## WRITTEN EXERCISE
From the listing that follows, output everything exactly except the pictures.

[Records about charts and figures]
━━━━━━━━━━

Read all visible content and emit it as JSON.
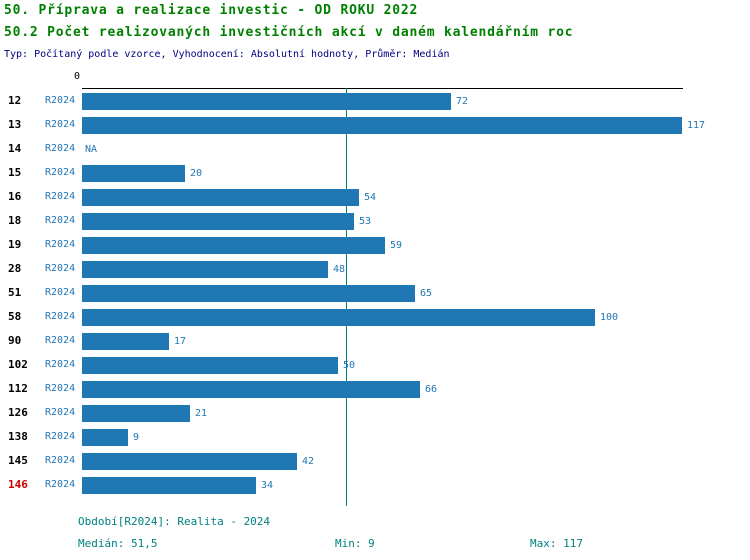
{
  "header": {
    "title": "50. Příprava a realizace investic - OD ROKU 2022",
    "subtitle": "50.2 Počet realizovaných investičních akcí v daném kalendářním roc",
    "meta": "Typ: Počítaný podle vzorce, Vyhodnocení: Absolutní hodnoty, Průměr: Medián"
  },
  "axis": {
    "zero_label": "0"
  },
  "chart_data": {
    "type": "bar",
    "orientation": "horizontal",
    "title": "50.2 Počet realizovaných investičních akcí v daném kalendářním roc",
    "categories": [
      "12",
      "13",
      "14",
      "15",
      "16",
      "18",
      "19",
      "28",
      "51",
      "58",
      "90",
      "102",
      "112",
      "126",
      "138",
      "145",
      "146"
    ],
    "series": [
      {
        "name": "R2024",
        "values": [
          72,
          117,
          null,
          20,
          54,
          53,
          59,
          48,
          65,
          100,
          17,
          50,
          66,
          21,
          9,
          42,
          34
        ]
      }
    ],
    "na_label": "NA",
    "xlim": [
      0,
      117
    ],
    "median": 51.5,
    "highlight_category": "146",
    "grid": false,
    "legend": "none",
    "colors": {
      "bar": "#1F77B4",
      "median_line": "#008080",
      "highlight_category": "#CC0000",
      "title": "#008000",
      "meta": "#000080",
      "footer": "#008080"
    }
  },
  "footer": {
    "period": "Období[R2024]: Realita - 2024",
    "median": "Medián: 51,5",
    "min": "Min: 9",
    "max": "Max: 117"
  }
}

━━━━━━━━━━

## TASK ANSWER
Read all visible content and emit it as JSON.
{
  "header": {
    "title": "50. Příprava a realizace investic - OD ROKU 2022",
    "subtitle": "50.2 Počet realizovaných investičních akcí v daném kalendářním roc",
    "meta": "Typ: Počítaný podle vzorce, Vyhodnocení: Absolutní hodnoty, Průměr: Medián"
  },
  "axis": {
    "zero_label": "0"
  },
  "chart_data": {
    "type": "bar",
    "orientation": "horizontal",
    "title": "50.2 Počet realizovaných investičních akcí v daném kalendářním roc",
    "categories": [
      "12",
      "13",
      "14",
      "15",
      "16",
      "18",
      "19",
      "28",
      "51",
      "58",
      "90",
      "102",
      "112",
      "126",
      "138",
      "145",
      "146"
    ],
    "series": [
      {
        "name": "R2024",
        "values": [
          72,
          117,
          null,
          20,
          54,
          53,
          59,
          48,
          65,
          100,
          17,
          50,
          66,
          21,
          9,
          42,
          34
        ]
      }
    ],
    "na_label": "NA",
    "xlim": [
      0,
      117
    ],
    "median": 51.5,
    "highlight_category": "146",
    "grid": false,
    "legend": "none",
    "colors": {
      "bar": "#1F77B4",
      "median_line": "#008080",
      "highlight_category": "#CC0000",
      "title": "#008000",
      "meta": "#000080",
      "footer": "#008080"
    }
  },
  "footer": {
    "period": "Období[R2024]: Realita - 2024",
    "median": "Medián: 51,5",
    "min": "Min: 9",
    "max": "Max: 117"
  }
}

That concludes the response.